News from Upstate
Doretta Royer 315 464-4833
Upstate breaks ground on $72M expansion of the Institute for Human Performance
SYRACUSE, N.Y.— State University of New York Chancellor Nancy L. Zimpher, Ph.D., joined Upstate Medical University President David R. Smith, M.D., and Steven Goodman, Ph.D., vice president for research and dean of Upstate’s College of Graduate Studies, in a groundbreaking ceremony for a $72 million, 158,273 square foot expansion of the university’s Institute for Human Performance (IHP) April 15.
“The expansion of IHP is about more than just bricks and mortar; it’s about putting New Yorkers to work, investing in and raising up Syracuse and central New York, and forging new strategies and setting new boundaries in interdisciplinary research,” said Chancellor Zimpher.
Smith said: “This is an investment – a down payment – on the new economy of central New York. The expansion of IHP embodies SUNY Upstate Medical University’s mission of research and service, and it aligns both with New York’s need to push forward with a knowledge based economy and Chancellor Zimpher’s strategic plan, The Power of SUNY.”
In addition to Zimpher’s address and remarks by President Smith, the ceremony also included presentations by Upstate neuroscience researchers Jeremy Shefner, M.D., Ph.D., Francesca Pignoni, Ph.D., and Stephen Glatt, Ph.D., who discussed their investigations and the value of interdisciplinary research; -and a presentation by Goodman who discussed the IHP expansion and how it will showcase Upstate’s strength in interdisciplinary research.

--- Data under study ---

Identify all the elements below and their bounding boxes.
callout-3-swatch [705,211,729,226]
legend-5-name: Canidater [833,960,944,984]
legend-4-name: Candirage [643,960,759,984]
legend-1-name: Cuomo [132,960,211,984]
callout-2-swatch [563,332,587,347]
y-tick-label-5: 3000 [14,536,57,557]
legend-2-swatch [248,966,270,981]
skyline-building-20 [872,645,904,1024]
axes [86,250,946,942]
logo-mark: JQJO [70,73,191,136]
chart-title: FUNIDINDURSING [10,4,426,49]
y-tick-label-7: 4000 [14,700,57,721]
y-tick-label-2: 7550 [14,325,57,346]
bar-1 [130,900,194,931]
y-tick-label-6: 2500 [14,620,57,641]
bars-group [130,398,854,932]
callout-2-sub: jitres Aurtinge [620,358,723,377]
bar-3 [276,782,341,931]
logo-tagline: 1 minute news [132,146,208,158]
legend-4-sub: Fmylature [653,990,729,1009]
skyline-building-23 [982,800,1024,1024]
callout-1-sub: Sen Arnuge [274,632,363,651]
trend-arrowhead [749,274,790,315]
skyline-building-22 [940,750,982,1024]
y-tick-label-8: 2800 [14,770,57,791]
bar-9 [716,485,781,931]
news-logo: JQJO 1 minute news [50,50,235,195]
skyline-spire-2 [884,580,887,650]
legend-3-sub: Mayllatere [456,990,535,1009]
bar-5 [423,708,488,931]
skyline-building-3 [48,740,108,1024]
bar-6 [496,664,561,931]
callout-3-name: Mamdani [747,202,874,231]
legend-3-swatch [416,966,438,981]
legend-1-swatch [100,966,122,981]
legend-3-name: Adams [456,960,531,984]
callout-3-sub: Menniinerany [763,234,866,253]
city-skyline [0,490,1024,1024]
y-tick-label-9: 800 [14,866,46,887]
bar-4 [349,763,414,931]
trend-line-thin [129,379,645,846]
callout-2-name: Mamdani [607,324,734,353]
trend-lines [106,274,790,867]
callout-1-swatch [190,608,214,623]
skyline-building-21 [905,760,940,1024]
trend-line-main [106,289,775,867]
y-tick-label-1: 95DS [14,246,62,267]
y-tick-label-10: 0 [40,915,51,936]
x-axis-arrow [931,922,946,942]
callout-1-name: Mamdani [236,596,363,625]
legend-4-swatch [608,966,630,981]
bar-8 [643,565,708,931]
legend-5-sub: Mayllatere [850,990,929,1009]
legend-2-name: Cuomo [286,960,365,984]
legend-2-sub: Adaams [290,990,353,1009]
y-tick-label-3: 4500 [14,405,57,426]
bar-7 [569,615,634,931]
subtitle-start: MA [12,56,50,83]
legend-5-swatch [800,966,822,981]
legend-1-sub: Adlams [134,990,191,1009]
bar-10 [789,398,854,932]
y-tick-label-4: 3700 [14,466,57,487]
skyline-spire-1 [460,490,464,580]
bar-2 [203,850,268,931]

--- Actions to take ---
**1.** Answer these questions from the news release.
(a) How many square feet does the expansion of the Institute for Human Performance cover?
(b) What is the title of Chancellor Zimpher's strategic plan?
(c) Which three Upstate neuroscience researchers gave presentations at the ceremony?
**2.** Quote word for word the passage of the news release that opens with the words containing "In addition to" and closes with "in interdisciplinary research.".

--- Task answers ---
**1.**
(a) 158,273 square feet.
(b) The Power of SUNY.
(c) Jeremy Shefner, Francesca Pignoni and Stephen Glatt.

**2.**
In addition to Zimpher’s address and remarks by President Smith, the ceremony also included presentations by Upstate neuroscience researchers Jeremy Shefner, M.D., Ph.D., Francesca Pignoni, Ph.D., and Stephen Glatt, Ph.D., who discussed their investigations and the value of interdisciplinary research; -and a presentation by Goodman who discussed the IHP expansion and how it will showcase Upstate’s strength in interdisciplinary research.